**Extracted data**
»»

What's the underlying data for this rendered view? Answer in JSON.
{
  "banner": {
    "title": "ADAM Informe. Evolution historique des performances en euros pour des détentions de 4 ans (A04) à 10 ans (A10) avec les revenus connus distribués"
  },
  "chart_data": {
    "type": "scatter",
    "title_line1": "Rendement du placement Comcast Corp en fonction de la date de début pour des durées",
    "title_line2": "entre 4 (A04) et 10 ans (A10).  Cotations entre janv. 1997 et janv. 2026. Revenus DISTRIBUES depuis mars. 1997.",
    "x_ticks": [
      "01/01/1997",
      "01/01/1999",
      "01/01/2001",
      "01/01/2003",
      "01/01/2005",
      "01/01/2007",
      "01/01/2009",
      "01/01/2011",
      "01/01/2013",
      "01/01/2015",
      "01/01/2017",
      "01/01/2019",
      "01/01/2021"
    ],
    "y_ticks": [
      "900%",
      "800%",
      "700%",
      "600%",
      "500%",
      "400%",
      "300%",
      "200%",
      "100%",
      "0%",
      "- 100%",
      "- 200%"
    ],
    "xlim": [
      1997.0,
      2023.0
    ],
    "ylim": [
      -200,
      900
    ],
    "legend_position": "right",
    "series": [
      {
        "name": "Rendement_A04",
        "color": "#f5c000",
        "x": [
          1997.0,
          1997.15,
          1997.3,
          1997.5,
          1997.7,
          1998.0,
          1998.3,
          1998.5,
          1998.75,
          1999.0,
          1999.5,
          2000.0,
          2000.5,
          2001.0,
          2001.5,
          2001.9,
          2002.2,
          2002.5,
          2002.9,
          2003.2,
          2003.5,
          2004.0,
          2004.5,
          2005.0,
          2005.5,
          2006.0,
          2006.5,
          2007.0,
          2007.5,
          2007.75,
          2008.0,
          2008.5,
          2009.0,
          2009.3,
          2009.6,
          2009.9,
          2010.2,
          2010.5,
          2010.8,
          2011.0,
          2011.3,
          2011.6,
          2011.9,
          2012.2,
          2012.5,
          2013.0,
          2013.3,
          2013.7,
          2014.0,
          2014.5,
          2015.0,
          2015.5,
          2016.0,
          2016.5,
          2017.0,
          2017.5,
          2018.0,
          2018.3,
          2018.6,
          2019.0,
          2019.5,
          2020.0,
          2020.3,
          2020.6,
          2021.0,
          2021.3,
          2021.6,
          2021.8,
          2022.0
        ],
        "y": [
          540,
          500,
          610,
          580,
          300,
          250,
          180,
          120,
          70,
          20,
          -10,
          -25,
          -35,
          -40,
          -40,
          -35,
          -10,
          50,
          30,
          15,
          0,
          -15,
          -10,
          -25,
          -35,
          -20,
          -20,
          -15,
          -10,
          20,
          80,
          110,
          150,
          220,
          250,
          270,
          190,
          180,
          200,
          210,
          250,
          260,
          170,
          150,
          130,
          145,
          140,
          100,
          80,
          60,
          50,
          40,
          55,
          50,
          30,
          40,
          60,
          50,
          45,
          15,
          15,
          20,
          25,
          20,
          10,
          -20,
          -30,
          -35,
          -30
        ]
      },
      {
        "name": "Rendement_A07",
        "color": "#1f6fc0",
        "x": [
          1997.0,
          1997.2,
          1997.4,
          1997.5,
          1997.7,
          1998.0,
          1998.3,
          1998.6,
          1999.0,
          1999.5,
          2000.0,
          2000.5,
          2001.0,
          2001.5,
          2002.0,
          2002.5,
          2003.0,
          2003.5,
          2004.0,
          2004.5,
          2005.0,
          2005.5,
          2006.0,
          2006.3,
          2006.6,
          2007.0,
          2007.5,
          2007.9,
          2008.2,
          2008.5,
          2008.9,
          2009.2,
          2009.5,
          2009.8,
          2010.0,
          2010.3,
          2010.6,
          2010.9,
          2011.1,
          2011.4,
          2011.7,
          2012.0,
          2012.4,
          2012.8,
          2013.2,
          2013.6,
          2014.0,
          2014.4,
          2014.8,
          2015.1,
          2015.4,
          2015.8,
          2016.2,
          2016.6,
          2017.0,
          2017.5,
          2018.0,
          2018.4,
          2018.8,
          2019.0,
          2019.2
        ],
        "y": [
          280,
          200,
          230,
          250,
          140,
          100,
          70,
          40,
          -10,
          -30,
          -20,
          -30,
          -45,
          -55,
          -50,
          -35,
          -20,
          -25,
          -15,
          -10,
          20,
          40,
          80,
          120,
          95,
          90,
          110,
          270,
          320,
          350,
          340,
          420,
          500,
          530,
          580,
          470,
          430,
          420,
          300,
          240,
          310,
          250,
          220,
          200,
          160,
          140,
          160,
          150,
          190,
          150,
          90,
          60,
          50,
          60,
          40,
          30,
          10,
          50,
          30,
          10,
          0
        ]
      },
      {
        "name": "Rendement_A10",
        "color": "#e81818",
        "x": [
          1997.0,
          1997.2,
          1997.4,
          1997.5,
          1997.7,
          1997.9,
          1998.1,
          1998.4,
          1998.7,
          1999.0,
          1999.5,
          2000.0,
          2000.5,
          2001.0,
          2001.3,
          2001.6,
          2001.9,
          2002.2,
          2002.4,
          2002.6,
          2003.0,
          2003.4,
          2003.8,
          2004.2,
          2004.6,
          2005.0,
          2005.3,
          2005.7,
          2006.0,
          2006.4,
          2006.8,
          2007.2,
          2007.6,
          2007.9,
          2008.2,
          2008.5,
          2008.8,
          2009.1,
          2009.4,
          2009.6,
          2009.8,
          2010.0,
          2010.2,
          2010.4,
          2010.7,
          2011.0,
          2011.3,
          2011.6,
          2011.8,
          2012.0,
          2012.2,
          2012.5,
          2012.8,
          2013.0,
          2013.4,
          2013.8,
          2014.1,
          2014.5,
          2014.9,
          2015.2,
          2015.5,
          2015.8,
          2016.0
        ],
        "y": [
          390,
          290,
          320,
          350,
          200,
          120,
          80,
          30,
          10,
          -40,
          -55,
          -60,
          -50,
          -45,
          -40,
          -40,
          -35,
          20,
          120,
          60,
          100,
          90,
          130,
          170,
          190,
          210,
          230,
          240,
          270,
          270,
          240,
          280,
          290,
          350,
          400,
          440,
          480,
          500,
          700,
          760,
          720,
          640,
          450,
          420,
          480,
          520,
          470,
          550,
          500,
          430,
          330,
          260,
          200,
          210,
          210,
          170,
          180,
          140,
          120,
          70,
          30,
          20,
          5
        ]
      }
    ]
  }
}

««
»»

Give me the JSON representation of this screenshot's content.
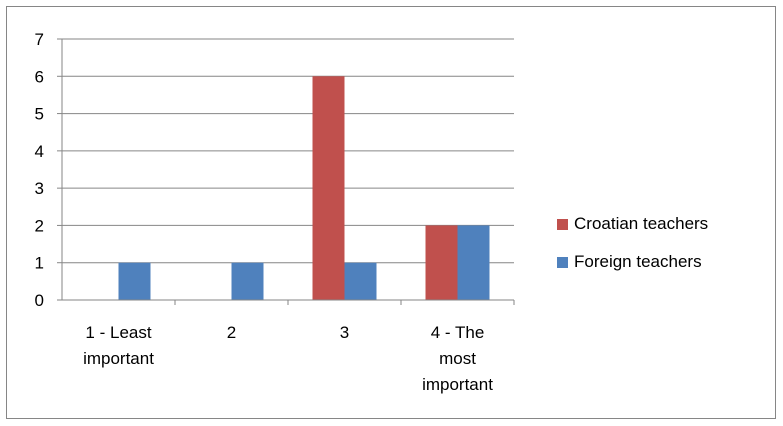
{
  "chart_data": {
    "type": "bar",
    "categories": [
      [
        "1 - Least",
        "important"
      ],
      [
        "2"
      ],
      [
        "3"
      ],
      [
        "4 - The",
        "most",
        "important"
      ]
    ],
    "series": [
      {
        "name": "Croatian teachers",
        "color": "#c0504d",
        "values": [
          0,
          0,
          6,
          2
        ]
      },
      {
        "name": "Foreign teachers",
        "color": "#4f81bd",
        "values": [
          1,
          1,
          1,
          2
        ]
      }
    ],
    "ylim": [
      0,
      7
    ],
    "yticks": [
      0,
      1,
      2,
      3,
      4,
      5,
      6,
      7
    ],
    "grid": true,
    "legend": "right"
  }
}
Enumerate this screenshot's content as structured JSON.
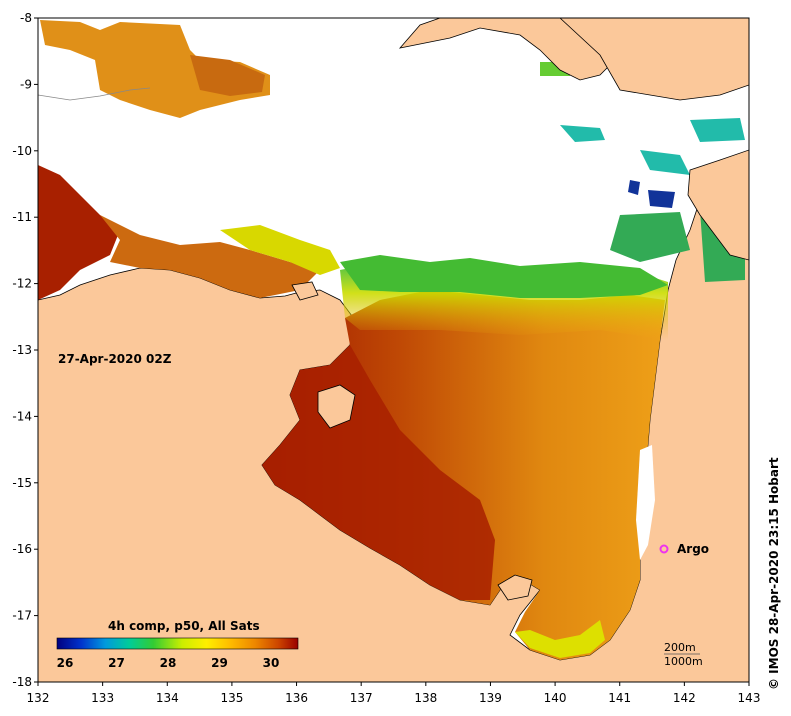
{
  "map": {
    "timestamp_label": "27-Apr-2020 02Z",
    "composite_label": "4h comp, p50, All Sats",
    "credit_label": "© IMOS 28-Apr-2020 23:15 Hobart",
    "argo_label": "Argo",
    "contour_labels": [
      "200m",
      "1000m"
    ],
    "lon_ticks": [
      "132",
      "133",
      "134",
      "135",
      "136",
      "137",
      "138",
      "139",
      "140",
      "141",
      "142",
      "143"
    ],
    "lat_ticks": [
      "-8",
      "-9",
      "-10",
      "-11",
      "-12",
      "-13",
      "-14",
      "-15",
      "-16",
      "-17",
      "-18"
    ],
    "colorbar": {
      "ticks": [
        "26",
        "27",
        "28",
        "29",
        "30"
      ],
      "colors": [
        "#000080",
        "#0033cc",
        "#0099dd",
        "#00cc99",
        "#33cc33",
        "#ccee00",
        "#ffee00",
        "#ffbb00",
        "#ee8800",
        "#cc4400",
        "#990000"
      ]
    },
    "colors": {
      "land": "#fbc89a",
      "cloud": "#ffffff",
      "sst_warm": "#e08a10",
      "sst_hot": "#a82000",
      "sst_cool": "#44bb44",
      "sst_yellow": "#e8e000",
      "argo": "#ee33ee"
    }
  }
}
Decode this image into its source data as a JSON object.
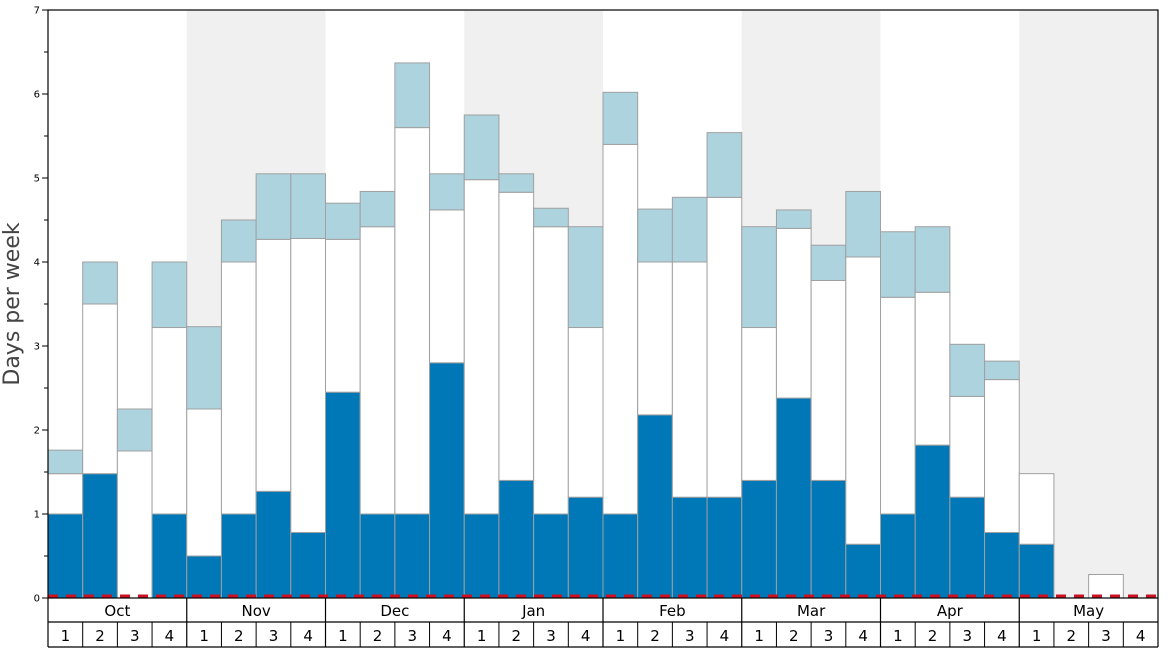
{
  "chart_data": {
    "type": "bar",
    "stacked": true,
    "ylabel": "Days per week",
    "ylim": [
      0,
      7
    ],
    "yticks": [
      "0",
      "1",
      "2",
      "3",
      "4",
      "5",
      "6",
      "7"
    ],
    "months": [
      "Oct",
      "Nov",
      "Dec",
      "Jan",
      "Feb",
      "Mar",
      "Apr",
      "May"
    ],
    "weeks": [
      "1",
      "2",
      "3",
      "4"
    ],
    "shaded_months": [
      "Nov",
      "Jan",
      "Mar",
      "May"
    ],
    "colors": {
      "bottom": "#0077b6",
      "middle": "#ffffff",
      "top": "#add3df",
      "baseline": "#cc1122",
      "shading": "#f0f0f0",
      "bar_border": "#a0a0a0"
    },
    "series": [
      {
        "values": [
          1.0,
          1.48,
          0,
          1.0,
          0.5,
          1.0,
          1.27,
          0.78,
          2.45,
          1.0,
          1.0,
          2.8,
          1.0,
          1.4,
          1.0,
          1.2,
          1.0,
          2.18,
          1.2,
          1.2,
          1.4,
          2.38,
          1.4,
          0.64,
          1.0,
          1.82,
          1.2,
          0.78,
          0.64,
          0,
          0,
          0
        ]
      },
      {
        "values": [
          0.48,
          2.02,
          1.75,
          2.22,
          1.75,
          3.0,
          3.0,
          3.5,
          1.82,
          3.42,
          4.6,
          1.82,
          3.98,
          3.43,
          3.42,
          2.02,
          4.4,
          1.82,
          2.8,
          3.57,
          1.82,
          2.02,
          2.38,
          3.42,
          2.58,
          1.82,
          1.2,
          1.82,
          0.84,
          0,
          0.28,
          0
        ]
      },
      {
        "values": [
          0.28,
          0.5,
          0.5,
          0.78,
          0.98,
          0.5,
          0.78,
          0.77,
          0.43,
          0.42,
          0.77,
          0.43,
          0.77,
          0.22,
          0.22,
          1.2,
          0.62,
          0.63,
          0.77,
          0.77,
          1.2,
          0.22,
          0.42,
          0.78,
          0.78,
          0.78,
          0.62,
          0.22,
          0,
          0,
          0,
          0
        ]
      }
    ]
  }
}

««
»»

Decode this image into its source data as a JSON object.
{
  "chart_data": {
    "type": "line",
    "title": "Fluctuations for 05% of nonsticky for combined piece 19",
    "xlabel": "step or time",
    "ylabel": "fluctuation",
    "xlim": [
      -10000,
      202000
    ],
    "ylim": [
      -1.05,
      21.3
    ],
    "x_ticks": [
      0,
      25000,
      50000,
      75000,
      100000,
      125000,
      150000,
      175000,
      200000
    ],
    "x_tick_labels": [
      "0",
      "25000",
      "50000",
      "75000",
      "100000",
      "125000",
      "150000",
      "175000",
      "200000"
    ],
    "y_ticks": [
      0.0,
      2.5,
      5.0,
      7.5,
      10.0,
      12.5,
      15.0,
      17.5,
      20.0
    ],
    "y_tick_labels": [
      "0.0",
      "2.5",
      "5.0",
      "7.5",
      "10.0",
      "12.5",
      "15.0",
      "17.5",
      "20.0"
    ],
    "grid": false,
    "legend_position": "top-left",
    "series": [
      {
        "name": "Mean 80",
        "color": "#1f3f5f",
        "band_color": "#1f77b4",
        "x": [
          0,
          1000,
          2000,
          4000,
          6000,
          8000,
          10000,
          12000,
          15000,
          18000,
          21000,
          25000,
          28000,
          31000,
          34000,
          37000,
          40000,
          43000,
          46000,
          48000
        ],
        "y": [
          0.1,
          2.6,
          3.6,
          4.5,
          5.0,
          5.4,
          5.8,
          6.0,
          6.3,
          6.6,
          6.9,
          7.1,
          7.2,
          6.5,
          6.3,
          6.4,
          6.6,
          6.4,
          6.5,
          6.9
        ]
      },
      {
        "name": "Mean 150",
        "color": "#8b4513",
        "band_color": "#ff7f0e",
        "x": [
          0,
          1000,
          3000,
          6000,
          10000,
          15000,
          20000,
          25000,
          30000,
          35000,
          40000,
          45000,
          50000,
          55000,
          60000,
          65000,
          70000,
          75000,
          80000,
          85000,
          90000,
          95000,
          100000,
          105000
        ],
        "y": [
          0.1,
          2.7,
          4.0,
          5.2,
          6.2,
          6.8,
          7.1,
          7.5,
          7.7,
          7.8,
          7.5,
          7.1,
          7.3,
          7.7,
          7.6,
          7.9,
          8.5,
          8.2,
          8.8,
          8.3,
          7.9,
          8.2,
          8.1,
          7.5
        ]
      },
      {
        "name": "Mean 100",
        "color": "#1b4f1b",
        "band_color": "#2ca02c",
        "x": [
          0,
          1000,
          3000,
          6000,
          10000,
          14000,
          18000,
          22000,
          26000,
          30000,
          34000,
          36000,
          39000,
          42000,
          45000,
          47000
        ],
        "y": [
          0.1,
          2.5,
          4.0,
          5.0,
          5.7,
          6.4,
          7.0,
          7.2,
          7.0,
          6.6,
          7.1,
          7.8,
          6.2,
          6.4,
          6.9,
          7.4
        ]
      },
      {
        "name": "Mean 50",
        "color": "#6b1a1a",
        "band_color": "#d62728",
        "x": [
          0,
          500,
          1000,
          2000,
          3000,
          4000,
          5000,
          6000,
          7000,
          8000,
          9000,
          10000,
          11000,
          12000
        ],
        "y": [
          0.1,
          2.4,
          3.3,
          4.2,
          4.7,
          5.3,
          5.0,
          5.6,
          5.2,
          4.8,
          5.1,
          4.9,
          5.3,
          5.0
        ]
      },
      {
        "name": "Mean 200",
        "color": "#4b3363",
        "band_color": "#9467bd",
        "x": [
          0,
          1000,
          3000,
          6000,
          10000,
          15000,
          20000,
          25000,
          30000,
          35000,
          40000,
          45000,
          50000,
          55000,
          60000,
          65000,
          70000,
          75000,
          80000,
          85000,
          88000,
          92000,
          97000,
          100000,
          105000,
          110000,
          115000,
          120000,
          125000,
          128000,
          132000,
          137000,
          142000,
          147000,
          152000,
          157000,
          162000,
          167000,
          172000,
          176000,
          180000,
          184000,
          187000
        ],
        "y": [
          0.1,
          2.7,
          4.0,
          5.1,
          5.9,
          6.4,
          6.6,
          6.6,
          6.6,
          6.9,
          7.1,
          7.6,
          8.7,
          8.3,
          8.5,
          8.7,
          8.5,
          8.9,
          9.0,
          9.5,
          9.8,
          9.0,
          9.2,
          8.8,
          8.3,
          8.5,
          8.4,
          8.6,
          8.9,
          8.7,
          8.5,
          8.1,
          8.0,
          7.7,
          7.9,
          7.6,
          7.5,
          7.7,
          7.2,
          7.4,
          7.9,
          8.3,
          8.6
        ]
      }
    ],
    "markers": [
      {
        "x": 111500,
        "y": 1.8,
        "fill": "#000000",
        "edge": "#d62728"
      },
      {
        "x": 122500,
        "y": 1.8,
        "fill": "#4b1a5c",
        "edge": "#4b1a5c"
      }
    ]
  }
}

««

**Requirement**
Go through the material and select each line with the string "pour" in it.

**Result**
    "title": "ADAM Informe. Evolution historique des performances en euros pour des détentions de 4 ans (A04) à 10 ans (A10) avec les revenus connus distribués"
    "title_line1": "Rendement du placement Comcast Corp en fonction de la date de début pour des durées",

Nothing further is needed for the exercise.